Written instruction: Check each line of the data for "Forex" and select those that have it.

Begin Provided data

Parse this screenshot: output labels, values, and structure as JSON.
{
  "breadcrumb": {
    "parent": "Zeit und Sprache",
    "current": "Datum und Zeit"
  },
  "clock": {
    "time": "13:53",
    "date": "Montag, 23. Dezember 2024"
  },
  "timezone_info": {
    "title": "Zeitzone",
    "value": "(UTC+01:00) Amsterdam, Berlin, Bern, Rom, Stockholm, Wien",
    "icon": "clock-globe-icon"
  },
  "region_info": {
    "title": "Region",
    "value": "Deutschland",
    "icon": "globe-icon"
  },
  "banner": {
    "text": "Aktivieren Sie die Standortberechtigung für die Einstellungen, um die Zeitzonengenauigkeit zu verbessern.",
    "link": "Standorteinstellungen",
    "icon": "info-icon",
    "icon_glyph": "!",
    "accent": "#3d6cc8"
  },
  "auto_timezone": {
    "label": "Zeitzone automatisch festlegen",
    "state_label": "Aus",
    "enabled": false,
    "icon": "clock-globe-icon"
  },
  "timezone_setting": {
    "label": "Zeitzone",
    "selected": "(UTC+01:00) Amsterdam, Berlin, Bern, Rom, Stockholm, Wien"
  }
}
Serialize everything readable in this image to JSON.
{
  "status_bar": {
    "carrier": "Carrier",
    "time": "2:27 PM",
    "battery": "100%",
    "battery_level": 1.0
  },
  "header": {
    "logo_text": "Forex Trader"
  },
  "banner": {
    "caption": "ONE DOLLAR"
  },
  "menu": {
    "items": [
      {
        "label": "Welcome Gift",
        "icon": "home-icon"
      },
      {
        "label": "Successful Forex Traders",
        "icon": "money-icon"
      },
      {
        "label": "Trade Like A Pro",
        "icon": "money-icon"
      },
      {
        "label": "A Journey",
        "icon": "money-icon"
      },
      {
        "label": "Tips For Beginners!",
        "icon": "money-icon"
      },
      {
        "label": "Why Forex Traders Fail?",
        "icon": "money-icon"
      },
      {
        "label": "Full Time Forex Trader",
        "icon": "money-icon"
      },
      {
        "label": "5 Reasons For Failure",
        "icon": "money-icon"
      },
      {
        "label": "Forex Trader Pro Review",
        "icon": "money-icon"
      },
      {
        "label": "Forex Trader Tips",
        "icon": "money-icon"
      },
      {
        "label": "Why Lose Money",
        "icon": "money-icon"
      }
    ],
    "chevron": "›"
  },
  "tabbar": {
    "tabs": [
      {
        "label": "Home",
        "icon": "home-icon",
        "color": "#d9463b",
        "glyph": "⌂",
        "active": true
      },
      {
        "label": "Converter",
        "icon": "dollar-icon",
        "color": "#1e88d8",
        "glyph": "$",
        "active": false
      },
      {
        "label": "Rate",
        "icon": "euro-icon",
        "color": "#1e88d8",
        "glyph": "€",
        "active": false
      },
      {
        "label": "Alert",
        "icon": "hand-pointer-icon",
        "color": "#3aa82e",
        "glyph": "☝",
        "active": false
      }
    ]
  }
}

End Provided data

Answer below:
    "logo_text": "Forex Trader"
        "label": "Successful Forex Traders",
        "label": "Why Forex Traders Fail?",
        "label": "Full Time Forex Trader",
        "label": "Forex Trader Pro Review",
        "label": "Forex Trader Tips",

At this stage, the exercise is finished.